Layout element annotations

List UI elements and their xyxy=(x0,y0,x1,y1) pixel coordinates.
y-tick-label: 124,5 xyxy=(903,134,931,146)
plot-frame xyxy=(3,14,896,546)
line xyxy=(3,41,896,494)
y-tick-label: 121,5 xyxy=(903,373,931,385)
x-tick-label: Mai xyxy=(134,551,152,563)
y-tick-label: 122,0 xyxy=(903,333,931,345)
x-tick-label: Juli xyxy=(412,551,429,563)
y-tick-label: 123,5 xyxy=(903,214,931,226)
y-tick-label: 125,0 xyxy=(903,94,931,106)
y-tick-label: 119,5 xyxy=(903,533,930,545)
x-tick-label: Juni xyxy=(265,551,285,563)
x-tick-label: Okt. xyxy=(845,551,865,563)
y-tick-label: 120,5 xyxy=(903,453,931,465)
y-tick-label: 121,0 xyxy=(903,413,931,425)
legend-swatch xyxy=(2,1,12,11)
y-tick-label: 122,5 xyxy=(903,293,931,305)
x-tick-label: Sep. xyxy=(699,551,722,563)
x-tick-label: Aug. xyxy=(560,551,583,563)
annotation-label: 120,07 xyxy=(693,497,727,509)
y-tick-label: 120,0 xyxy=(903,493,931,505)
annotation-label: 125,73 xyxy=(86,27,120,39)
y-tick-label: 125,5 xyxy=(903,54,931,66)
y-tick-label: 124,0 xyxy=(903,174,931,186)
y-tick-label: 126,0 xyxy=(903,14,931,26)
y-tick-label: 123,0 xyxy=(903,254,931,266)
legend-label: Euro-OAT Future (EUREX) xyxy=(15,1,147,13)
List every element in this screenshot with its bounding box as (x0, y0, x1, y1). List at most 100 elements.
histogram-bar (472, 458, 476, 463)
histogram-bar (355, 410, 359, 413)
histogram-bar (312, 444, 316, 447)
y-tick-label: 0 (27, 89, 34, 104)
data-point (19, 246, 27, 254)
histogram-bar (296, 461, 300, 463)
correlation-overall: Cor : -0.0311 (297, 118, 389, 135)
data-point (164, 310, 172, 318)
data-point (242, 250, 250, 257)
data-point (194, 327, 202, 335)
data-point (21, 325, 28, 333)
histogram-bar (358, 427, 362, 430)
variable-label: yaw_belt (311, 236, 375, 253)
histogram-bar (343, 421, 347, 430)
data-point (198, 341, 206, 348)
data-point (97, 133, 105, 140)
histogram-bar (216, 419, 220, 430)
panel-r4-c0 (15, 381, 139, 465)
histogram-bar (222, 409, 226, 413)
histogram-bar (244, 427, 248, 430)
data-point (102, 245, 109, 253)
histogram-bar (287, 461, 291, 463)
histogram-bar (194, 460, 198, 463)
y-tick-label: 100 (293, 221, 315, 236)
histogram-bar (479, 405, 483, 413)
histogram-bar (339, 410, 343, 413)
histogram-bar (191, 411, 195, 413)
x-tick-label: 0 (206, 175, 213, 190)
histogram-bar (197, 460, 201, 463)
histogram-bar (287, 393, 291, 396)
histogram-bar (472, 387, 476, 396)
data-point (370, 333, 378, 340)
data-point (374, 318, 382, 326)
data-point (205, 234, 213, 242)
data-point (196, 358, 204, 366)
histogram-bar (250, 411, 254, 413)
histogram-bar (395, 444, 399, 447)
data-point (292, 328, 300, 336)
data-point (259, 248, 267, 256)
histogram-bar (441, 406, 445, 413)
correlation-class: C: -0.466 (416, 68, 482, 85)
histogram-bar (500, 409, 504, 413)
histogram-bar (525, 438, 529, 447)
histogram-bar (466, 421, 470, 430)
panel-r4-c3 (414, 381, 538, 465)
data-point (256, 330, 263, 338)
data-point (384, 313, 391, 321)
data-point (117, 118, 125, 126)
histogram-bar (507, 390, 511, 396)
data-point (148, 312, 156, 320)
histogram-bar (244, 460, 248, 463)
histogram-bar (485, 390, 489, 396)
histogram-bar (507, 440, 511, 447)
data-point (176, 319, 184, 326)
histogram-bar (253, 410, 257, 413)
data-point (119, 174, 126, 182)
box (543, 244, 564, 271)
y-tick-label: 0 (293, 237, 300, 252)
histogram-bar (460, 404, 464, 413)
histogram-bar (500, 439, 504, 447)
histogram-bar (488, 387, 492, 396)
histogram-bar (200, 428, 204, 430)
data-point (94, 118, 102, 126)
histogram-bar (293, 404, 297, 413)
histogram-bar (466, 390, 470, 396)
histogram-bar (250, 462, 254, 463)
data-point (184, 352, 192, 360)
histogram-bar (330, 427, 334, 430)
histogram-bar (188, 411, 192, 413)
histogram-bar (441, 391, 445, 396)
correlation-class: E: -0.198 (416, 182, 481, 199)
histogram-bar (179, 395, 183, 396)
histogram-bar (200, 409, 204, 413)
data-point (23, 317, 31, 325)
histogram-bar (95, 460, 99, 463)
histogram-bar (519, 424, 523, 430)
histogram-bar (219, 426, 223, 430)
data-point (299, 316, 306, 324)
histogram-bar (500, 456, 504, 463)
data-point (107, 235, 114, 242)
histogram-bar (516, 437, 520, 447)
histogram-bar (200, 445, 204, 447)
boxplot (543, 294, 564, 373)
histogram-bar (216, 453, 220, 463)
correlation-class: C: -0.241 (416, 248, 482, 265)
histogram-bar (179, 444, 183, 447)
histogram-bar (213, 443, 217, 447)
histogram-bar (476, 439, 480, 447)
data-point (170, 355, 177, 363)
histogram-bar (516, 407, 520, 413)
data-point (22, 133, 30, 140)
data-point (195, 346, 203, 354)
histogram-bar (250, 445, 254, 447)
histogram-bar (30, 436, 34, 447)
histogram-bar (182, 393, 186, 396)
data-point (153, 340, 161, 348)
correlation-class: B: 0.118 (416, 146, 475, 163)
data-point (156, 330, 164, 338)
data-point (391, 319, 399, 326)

Exercise requirements: Transcribe all of the lines above without alteration.

Task output:
List UI elements and their xyxy=(x0,y0,x1,y1) pixel coordinates.
y-tick-label: 124,5 xyxy=(903,134,931,146)
plot-frame xyxy=(3,14,896,546)
line xyxy=(3,41,896,494)
y-tick-label: 121,5 xyxy=(903,373,931,385)
x-tick-label: Mai xyxy=(134,551,152,563)
y-tick-label: 122,0 xyxy=(903,333,931,345)
x-tick-label: Juli xyxy=(412,551,429,563)
y-tick-label: 123,5 xyxy=(903,214,931,226)
y-tick-label: 125,0 xyxy=(903,94,931,106)
y-tick-label: 119,5 xyxy=(903,533,930,545)
x-tick-label: Juni xyxy=(265,551,285,563)
x-tick-label: Okt. xyxy=(845,551,865,563)
y-tick-label: 120,5 xyxy=(903,453,931,465)
y-tick-label: 121,0 xyxy=(903,413,931,425)
legend-swatch xyxy=(2,1,12,11)
y-tick-label: 122,5 xyxy=(903,293,931,305)
x-tick-label: Sep. xyxy=(699,551,722,563)
x-tick-label: Aug. xyxy=(560,551,583,563)
annotation-label: 120,07 xyxy=(693,497,727,509)
y-tick-label: 120,0 xyxy=(903,493,931,505)
annotation-label: 125,73 xyxy=(86,27,120,39)
y-tick-label: 125,5 xyxy=(903,54,931,66)
y-tick-label: 124,0 xyxy=(903,174,931,186)
y-tick-label: 126,0 xyxy=(903,14,931,26)
y-tick-label: 123,0 xyxy=(903,254,931,266)
legend-label: Euro-OAT Future (EUREX) xyxy=(15,1,147,13)
List every element in this screenshot with its bounding box as (x0, y0, x1, y1). List at most 100 elements.
histogram-bar (472, 458, 476, 463)
histogram-bar (355, 410, 359, 413)
histogram-bar (312, 444, 316, 447)
y-tick-label: 0 (27, 89, 34, 104)
data-point (19, 246, 27, 254)
histogram-bar (296, 461, 300, 463)
correlation-overall: Cor : -0.0311 (297, 118, 389, 135)
data-point (164, 310, 172, 318)
data-point (242, 250, 250, 257)
data-point (194, 327, 202, 335)
data-point (21, 325, 28, 333)
histogram-bar (358, 427, 362, 430)
variable-label: yaw_belt (311, 236, 375, 253)
histogram-bar (343, 421, 347, 430)
data-point (198, 341, 206, 348)
data-point (97, 133, 105, 140)
histogram-bar (216, 419, 220, 430)
panel-r4-c0 (15, 381, 139, 465)
histogram-bar (222, 409, 226, 413)
histogram-bar (244, 427, 248, 430)
data-point (102, 245, 109, 253)
histogram-bar (287, 461, 291, 463)
histogram-bar (194, 460, 198, 463)
y-tick-label: 100 (293, 221, 315, 236)
histogram-bar (479, 405, 483, 413)
histogram-bar (339, 410, 343, 413)
histogram-bar (191, 411, 195, 413)
x-tick-label: 0 (206, 175, 213, 190)
histogram-bar (197, 460, 201, 463)
histogram-bar (287, 393, 291, 396)
histogram-bar (472, 387, 476, 396)
data-point (370, 333, 378, 340)
data-point (374, 318, 382, 326)
data-point (205, 234, 213, 242)
data-point (196, 358, 204, 366)
histogram-bar (250, 411, 254, 413)
histogram-bar (395, 444, 399, 447)
data-point (292, 328, 300, 336)
data-point (259, 248, 267, 256)
histogram-bar (441, 406, 445, 413)
correlation-class: C: -0.466 (416, 68, 482, 85)
histogram-bar (500, 409, 504, 413)
histogram-bar (525, 438, 529, 447)
histogram-bar (466, 421, 470, 430)
panel-r4-c3 (414, 381, 538, 465)
data-point (256, 330, 263, 338)
data-point (384, 313, 391, 321)
data-point (117, 118, 125, 126)
histogram-bar (507, 390, 511, 396)
data-point (148, 312, 156, 320)
histogram-bar (244, 460, 248, 463)
histogram-bar (485, 390, 489, 396)
histogram-bar (507, 440, 511, 447)
data-point (176, 319, 184, 326)
histogram-bar (253, 410, 257, 413)
data-point (119, 174, 126, 182)
box (543, 244, 564, 271)
y-tick-label: 0 (293, 237, 300, 252)
histogram-bar (460, 404, 464, 413)
histogram-bar (500, 439, 504, 447)
histogram-bar (488, 387, 492, 396)
histogram-bar (200, 428, 204, 430)
data-point (94, 118, 102, 126)
histogram-bar (293, 404, 297, 413)
histogram-bar (466, 390, 470, 396)
histogram-bar (250, 462, 254, 463)
data-point (184, 352, 192, 360)
histogram-bar (330, 427, 334, 430)
histogram-bar (188, 411, 192, 413)
histogram-bar (441, 391, 445, 396)
correlation-class: E: -0.198 (416, 182, 481, 199)
histogram-bar (179, 395, 183, 396)
histogram-bar (200, 409, 204, 413)
data-point (23, 317, 31, 325)
histogram-bar (95, 460, 99, 463)
histogram-bar (519, 424, 523, 430)
histogram-bar (219, 426, 223, 430)
data-point (299, 316, 306, 324)
histogram-bar (500, 456, 504, 463)
data-point (107, 235, 114, 242)
histogram-bar (516, 437, 520, 447)
histogram-bar (200, 445, 204, 447)
boxplot (543, 294, 564, 373)
histogram-bar (216, 453, 220, 463)
correlation-class: C: -0.241 (416, 248, 482, 265)
histogram-bar (179, 444, 183, 447)
histogram-bar (213, 443, 217, 447)
histogram-bar (476, 439, 480, 447)
data-point (170, 355, 177, 363)
histogram-bar (516, 407, 520, 413)
data-point (22, 133, 30, 140)
data-point (195, 346, 203, 354)
histogram-bar (250, 445, 254, 447)
histogram-bar (30, 436, 34, 447)
histogram-bar (182, 393, 186, 396)
data-point (153, 340, 161, 348)
correlation-class: B: 0.118 (416, 146, 475, 163)
data-point (156, 330, 164, 338)
data-point (391, 319, 399, 326)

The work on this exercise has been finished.